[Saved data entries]
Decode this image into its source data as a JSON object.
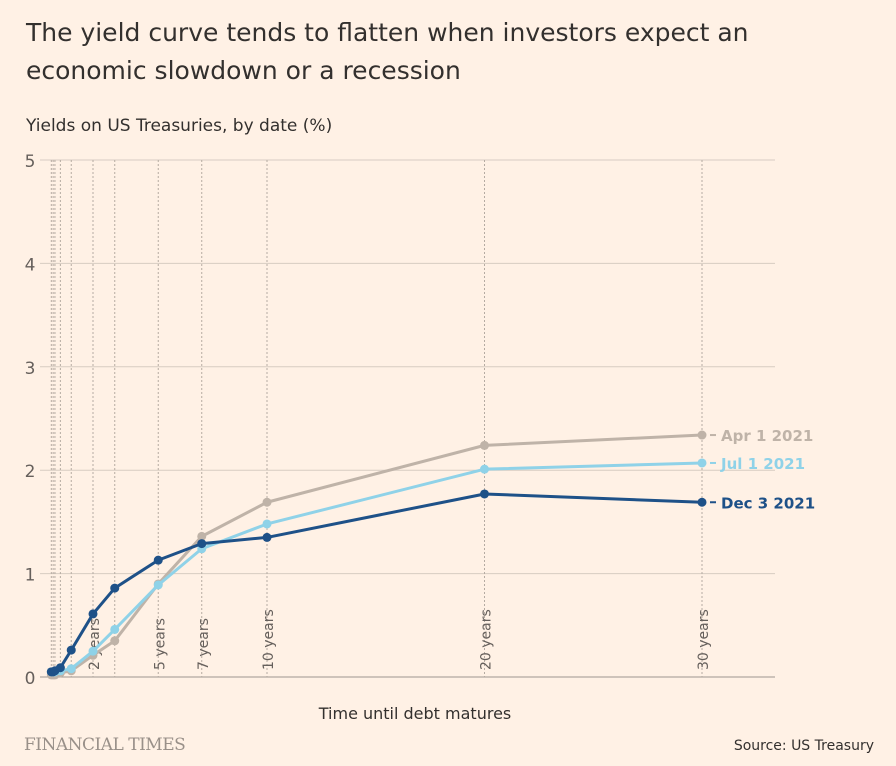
{
  "chart_data": {
    "type": "line",
    "title": "The yield curve tends to flatten when investors expect an economic slowdown or a recession",
    "subtitle": "Yields on US Treasuries, by date (%)",
    "xlabel": "Time until debt matures",
    "ylabel": "",
    "ylim": [
      0,
      5
    ],
    "xlim": [
      0,
      30
    ],
    "yticks": [
      "0",
      "1",
      "2",
      "3",
      "4",
      "5"
    ],
    "x": [
      0.083,
      0.167,
      0.25,
      0.5,
      1,
      2,
      3,
      5,
      7,
      10,
      20,
      30
    ],
    "xtick_labels": [
      {
        "x": 2,
        "label": "2 years"
      },
      {
        "x": 5,
        "label": "5 years"
      },
      {
        "x": 7,
        "label": "7 years"
      },
      {
        "x": 10,
        "label": "10 years"
      },
      {
        "x": 20,
        "label": "20 years"
      },
      {
        "x": 30,
        "label": "30 years"
      }
    ],
    "grid": true,
    "series": [
      {
        "name": "Apr 1 2021",
        "color": "#BFB3A8",
        "values": [
          0.02,
          0.02,
          0.02,
          0.04,
          0.06,
          0.21,
          0.35,
          0.9,
          1.36,
          1.69,
          2.24,
          2.34
        ]
      },
      {
        "name": "Jul 1 2021",
        "color": "#8FD2E8",
        "values": [
          0.05,
          0.05,
          0.05,
          0.06,
          0.08,
          0.25,
          0.46,
          0.89,
          1.24,
          1.48,
          2.01,
          2.07
        ]
      },
      {
        "name": "Dec 3 2021",
        "color": "#1E5188",
        "values": [
          0.05,
          0.05,
          0.06,
          0.09,
          0.26,
          0.61,
          0.86,
          1.13,
          1.29,
          1.35,
          1.77,
          1.69
        ]
      }
    ],
    "legend": "inline-right"
  },
  "footer": {
    "logo": "FINANCIAL TIMES",
    "source": "Source: US Treasury"
  }
}
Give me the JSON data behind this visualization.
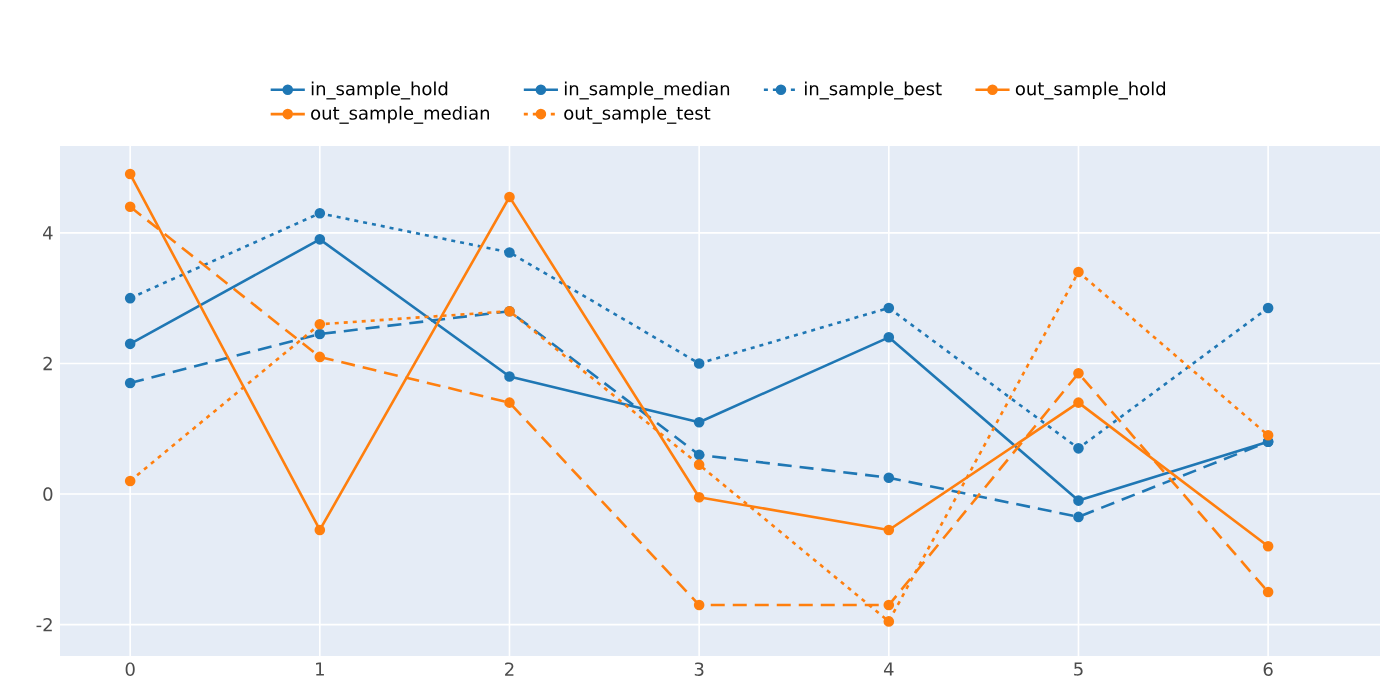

WORK TO BE COMPLETED |
Reproduce every line of the listing above in which the string "source" appears.

WRITTEN ANSWER |
Decode this image into its source data as a JSON object.
    "source": "Source: US Treasury"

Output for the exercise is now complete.